* PROMPT:
Spot each line that carries the word "JSON"; copy those lines.

(Chart and figure data)
■ ■ ■ ■

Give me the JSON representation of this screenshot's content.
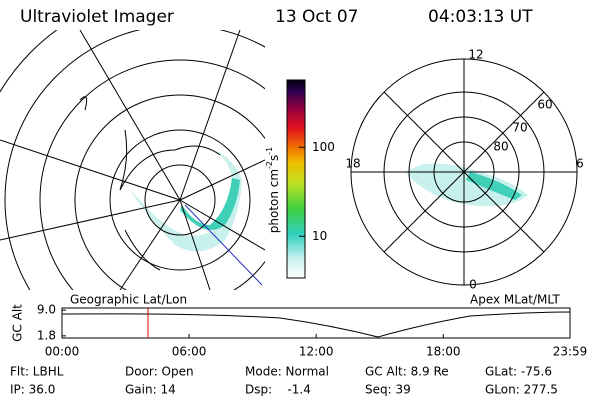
{
  "header": {
    "title": "Ultraviolet Imager",
    "date": "13 Oct 07",
    "time": "04:03:13 UT"
  },
  "colorbar": {
    "label": [
      "photon cm",
      "-2",
      "s",
      "-1"
    ],
    "scale": "log",
    "lim": [
      3.4,
      570
    ],
    "ticks": [
      10,
      100
    ]
  },
  "left_map": {
    "label": "Geographic Lat/Lon"
  },
  "right_map": {
    "label": "Apex MLat/MLT",
    "mlt_labels": [
      "12",
      "18",
      "6",
      "0"
    ],
    "lat_labels": [
      "60",
      "70",
      "80"
    ]
  },
  "timeline": {
    "ylabel": "GC Alt",
    "ylim": [
      1.2,
      9.6
    ],
    "yticks": [
      {
        "value": 9,
        "label": "9.0"
      },
      1.8
    ],
    "xlim": [
      0,
      1439
    ],
    "xticks": [
      {
        "value": 0,
        "label": "00:00"
      },
      {
        "value": 360,
        "label": "06:00"
      },
      {
        "value": 720,
        "label": "12:00"
      },
      {
        "value": 1080,
        "label": "18:00"
      },
      {
        "value": 1439,
        "label": "23:59"
      }
    ]
  },
  "footer": {
    "rows": [
      [
        "Flt: LBHL",
        "Door: Open",
        "Mode: Normal",
        "GC Alt: 8.9 Re",
        "GLat: -75.6"
      ],
      [
        "IP: 36.0",
        "Gain: 14",
        "Dsp:    -1.4",
        "Seq: 39",
        "GLon: 277.5"
      ]
    ]
  }
}
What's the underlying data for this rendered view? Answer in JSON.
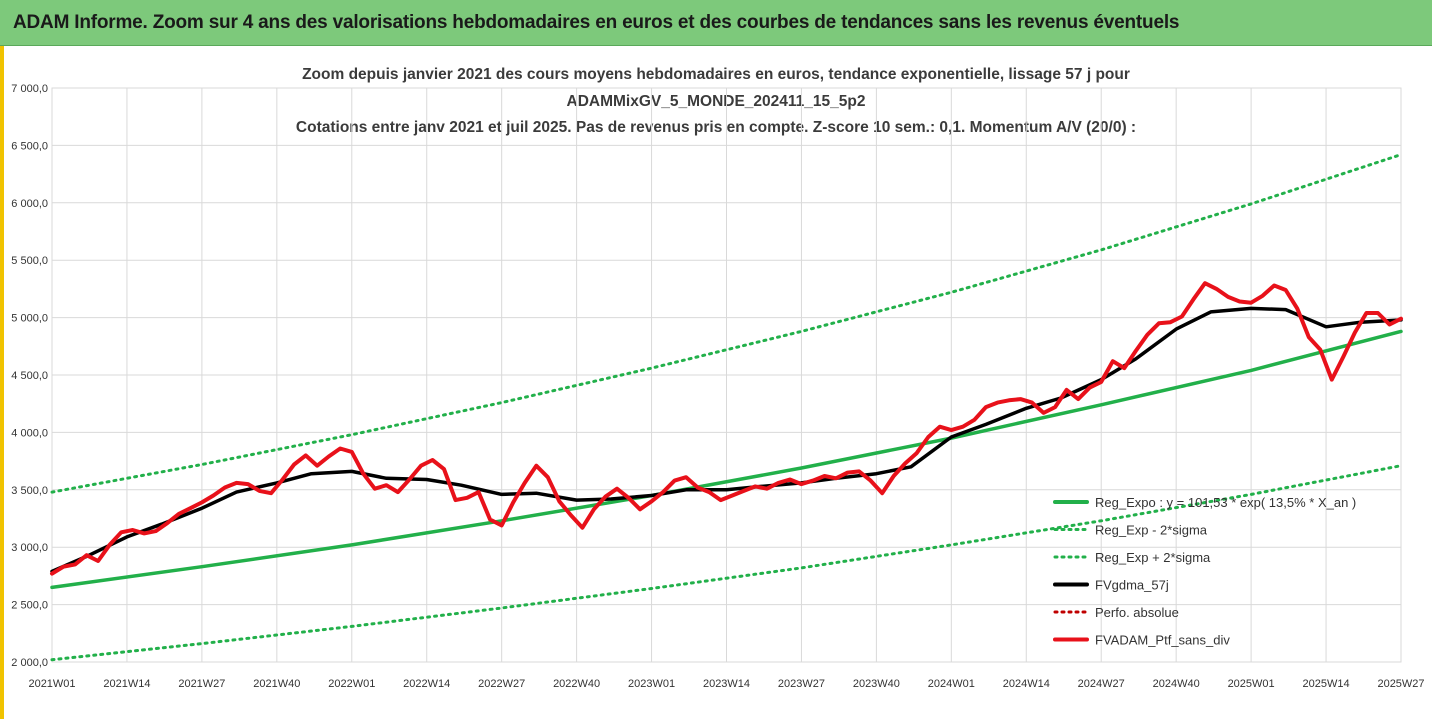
{
  "banner": {
    "title": "ADAM Informe. Zoom sur 4 ans des valorisations hebdomadaires en euros et des courbes de tendances sans les revenus éventuels"
  },
  "chart_data": {
    "type": "line",
    "title_lines": [
      "Zoom depuis janvier 2021 des cours moyens hebdomadaires  en euros, tendance exponentielle, lissage 57 j pour",
      "ADAMMixGV_5_MONDE_202411_15_5p2",
      "Cotations entre janv 2021 et juil 2025. Pas de revenus pris en compte. Z-score 10 sem.: 0,1. Momentum A/V (20/0) :"
    ],
    "ylim": [
      2000,
      7000
    ],
    "y_ticks": [
      "2 000,0",
      "2 500,0",
      "3 000,0",
      "3 500,0",
      "4 000,0",
      "4 500,0",
      "5 000,0",
      "5 500,0",
      "6 000,0",
      "6 500,0",
      "7 000,0"
    ],
    "x_ticks": [
      "2021W01",
      "2021W14",
      "2021W27",
      "2021W40",
      "2022W01",
      "2022W14",
      "2022W27",
      "2022W40",
      "2023W01",
      "2023W14",
      "2023W27",
      "2023W40",
      "2024W01",
      "2024W14",
      "2024W27",
      "2024W40",
      "2025W01",
      "2025W14",
      "2025W27"
    ],
    "grid": true,
    "legend_position": "bottom-right",
    "series": [
      {
        "name": "Reg_Expo : y = 101,53 * exp( 13,5% *  X_an )",
        "color": "#22b04a",
        "style": "solid",
        "points": [
          [
            "2021W01",
            2650
          ],
          [
            "2021W27",
            2830
          ],
          [
            "2022W01",
            3020
          ],
          [
            "2022W27",
            3230
          ],
          [
            "2023W01",
            3450
          ],
          [
            "2023W27",
            3690
          ],
          [
            "2024W01",
            3950
          ],
          [
            "2024W27",
            4240
          ],
          [
            "2025W01",
            4540
          ],
          [
            "2025W27",
            4880
          ]
        ]
      },
      {
        "name": "Reg_Exp - 2*sigma",
        "color": "#22b04a",
        "style": "dotted",
        "points": [
          [
            "2021W01",
            2020
          ],
          [
            "2021W27",
            2160
          ],
          [
            "2022W01",
            2310
          ],
          [
            "2022W27",
            2470
          ],
          [
            "2023W01",
            2640
          ],
          [
            "2023W27",
            2820
          ],
          [
            "2024W01",
            3020
          ],
          [
            "2024W27",
            3230
          ],
          [
            "2025W01",
            3460
          ],
          [
            "2025W27",
            3710
          ]
        ]
      },
      {
        "name": "Reg_Exp + 2*sigma",
        "color": "#22b04a",
        "style": "dotted",
        "points": [
          [
            "2021W01",
            3480
          ],
          [
            "2021W27",
            3720
          ],
          [
            "2022W01",
            3980
          ],
          [
            "2022W27",
            4260
          ],
          [
            "2023W01",
            4560
          ],
          [
            "2023W27",
            4880
          ],
          [
            "2024W01",
            5220
          ],
          [
            "2024W27",
            5590
          ],
          [
            "2025W01",
            5990
          ],
          [
            "2025W27",
            6420
          ]
        ]
      },
      {
        "name": "FVgdma_57j",
        "color": "#000000",
        "style": "solid",
        "points": [
          [
            "2021W01",
            2790
          ],
          [
            "2021W07",
            2920
          ],
          [
            "2021W14",
            3090
          ],
          [
            "2021W20",
            3200
          ],
          [
            "2021W27",
            3340
          ],
          [
            "2021W33",
            3480
          ],
          [
            "2021W40",
            3560
          ],
          [
            "2021W46",
            3640
          ],
          [
            "2022W01",
            3660
          ],
          [
            "2022W07",
            3600
          ],
          [
            "2022W14",
            3590
          ],
          [
            "2022W20",
            3540
          ],
          [
            "2022W27",
            3460
          ],
          [
            "2022W33",
            3470
          ],
          [
            "2022W40",
            3410
          ],
          [
            "2022W46",
            3420
          ],
          [
            "2023W01",
            3450
          ],
          [
            "2023W07",
            3500
          ],
          [
            "2023W14",
            3500
          ],
          [
            "2023W20",
            3530
          ],
          [
            "2023W27",
            3560
          ],
          [
            "2023W33",
            3600
          ],
          [
            "2023W40",
            3640
          ],
          [
            "2023W46",
            3700
          ],
          [
            "2024W01",
            3960
          ],
          [
            "2024W07",
            4070
          ],
          [
            "2024W14",
            4210
          ],
          [
            "2024W20",
            4300
          ],
          [
            "2024W27",
            4460
          ],
          [
            "2024W33",
            4640
          ],
          [
            "2024W40",
            4900
          ],
          [
            "2024W46",
            5050
          ],
          [
            "2025W01",
            5080
          ],
          [
            "2025W07",
            5070
          ],
          [
            "2025W14",
            4920
          ],
          [
            "2025W20",
            4960
          ],
          [
            "2025W27",
            4980
          ]
        ]
      },
      {
        "name": "Perfo. absolue",
        "color": "#c00000",
        "style": "dotted",
        "points": []
      },
      {
        "name": "FVADAM_Ptf_sans_div",
        "color": "#e8111a",
        "style": "solid",
        "points": [
          [
            "2021W01",
            2770
          ],
          [
            "2021W03",
            2830
          ],
          [
            "2021W05",
            2850
          ],
          [
            "2021W07",
            2930
          ],
          [
            "2021W09",
            2880
          ],
          [
            "2021W11",
            3020
          ],
          [
            "2021W13",
            3130
          ],
          [
            "2021W15",
            3150
          ],
          [
            "2021W17",
            3120
          ],
          [
            "2021W19",
            3140
          ],
          [
            "2021W21",
            3210
          ],
          [
            "2021W23",
            3290
          ],
          [
            "2021W25",
            3340
          ],
          [
            "2021W27",
            3390
          ],
          [
            "2021W29",
            3450
          ],
          [
            "2021W31",
            3520
          ],
          [
            "2021W33",
            3560
          ],
          [
            "2021W35",
            3550
          ],
          [
            "2021W37",
            3490
          ],
          [
            "2021W39",
            3470
          ],
          [
            "2021W41",
            3590
          ],
          [
            "2021W43",
            3720
          ],
          [
            "2021W45",
            3800
          ],
          [
            "2021W47",
            3710
          ],
          [
            "2021W49",
            3790
          ],
          [
            "2021W51",
            3860
          ],
          [
            "2022W01",
            3830
          ],
          [
            "2022W03",
            3640
          ],
          [
            "2022W05",
            3510
          ],
          [
            "2022W07",
            3540
          ],
          [
            "2022W09",
            3480
          ],
          [
            "2022W11",
            3590
          ],
          [
            "2022W13",
            3710
          ],
          [
            "2022W15",
            3760
          ],
          [
            "2022W17",
            3680
          ],
          [
            "2022W19",
            3410
          ],
          [
            "2022W21",
            3430
          ],
          [
            "2022W23",
            3480
          ],
          [
            "2022W25",
            3240
          ],
          [
            "2022W27",
            3190
          ],
          [
            "2022W29",
            3390
          ],
          [
            "2022W31",
            3560
          ],
          [
            "2022W33",
            3710
          ],
          [
            "2022W35",
            3610
          ],
          [
            "2022W37",
            3400
          ],
          [
            "2022W39",
            3280
          ],
          [
            "2022W41",
            3170
          ],
          [
            "2022W43",
            3330
          ],
          [
            "2022W45",
            3440
          ],
          [
            "2022W47",
            3510
          ],
          [
            "2022W49",
            3430
          ],
          [
            "2022W51",
            3330
          ],
          [
            "2023W01",
            3400
          ],
          [
            "2023W03",
            3480
          ],
          [
            "2023W05",
            3580
          ],
          [
            "2023W07",
            3610
          ],
          [
            "2023W09",
            3520
          ],
          [
            "2023W11",
            3480
          ],
          [
            "2023W13",
            3410
          ],
          [
            "2023W15",
            3450
          ],
          [
            "2023W17",
            3490
          ],
          [
            "2023W19",
            3530
          ],
          [
            "2023W21",
            3510
          ],
          [
            "2023W23",
            3560
          ],
          [
            "2023W25",
            3590
          ],
          [
            "2023W27",
            3550
          ],
          [
            "2023W29",
            3580
          ],
          [
            "2023W31",
            3620
          ],
          [
            "2023W33",
            3600
          ],
          [
            "2023W35",
            3650
          ],
          [
            "2023W37",
            3660
          ],
          [
            "2023W39",
            3580
          ],
          [
            "2023W41",
            3470
          ],
          [
            "2023W43",
            3620
          ],
          [
            "2023W45",
            3730
          ],
          [
            "2023W47",
            3820
          ],
          [
            "2023W49",
            3960
          ],
          [
            "2023W51",
            4050
          ],
          [
            "2024W01",
            4020
          ],
          [
            "2024W03",
            4050
          ],
          [
            "2024W05",
            4110
          ],
          [
            "2024W07",
            4220
          ],
          [
            "2024W09",
            4260
          ],
          [
            "2024W11",
            4280
          ],
          [
            "2024W13",
            4290
          ],
          [
            "2024W15",
            4260
          ],
          [
            "2024W17",
            4170
          ],
          [
            "2024W19",
            4220
          ],
          [
            "2024W21",
            4370
          ],
          [
            "2024W23",
            4290
          ],
          [
            "2024W25",
            4390
          ],
          [
            "2024W27",
            4440
          ],
          [
            "2024W29",
            4620
          ],
          [
            "2024W31",
            4560
          ],
          [
            "2024W33",
            4710
          ],
          [
            "2024W35",
            4850
          ],
          [
            "2024W37",
            4950
          ],
          [
            "2024W39",
            4960
          ],
          [
            "2024W41",
            5010
          ],
          [
            "2024W43",
            5160
          ],
          [
            "2024W45",
            5300
          ],
          [
            "2024W47",
            5250
          ],
          [
            "2024W49",
            5180
          ],
          [
            "2024W51",
            5140
          ],
          [
            "2025W01",
            5130
          ],
          [
            "2025W03",
            5190
          ],
          [
            "2025W05",
            5280
          ],
          [
            "2025W07",
            5240
          ],
          [
            "2025W09",
            5080
          ],
          [
            "2025W11",
            4830
          ],
          [
            "2025W13",
            4720
          ],
          [
            "2025W15",
            4460
          ],
          [
            "2025W17",
            4660
          ],
          [
            "2025W19",
            4870
          ],
          [
            "2025W21",
            5040
          ],
          [
            "2025W23",
            5040
          ],
          [
            "2025W25",
            4940
          ],
          [
            "2025W27",
            4990
          ]
        ]
      }
    ]
  }
}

■ ■ ■ ■

* SOLUTION TO THIS PROBLEM:
Give me the JSON representation of this screenshot's content.
What's the underlying data for this rendered view? Answer in JSON.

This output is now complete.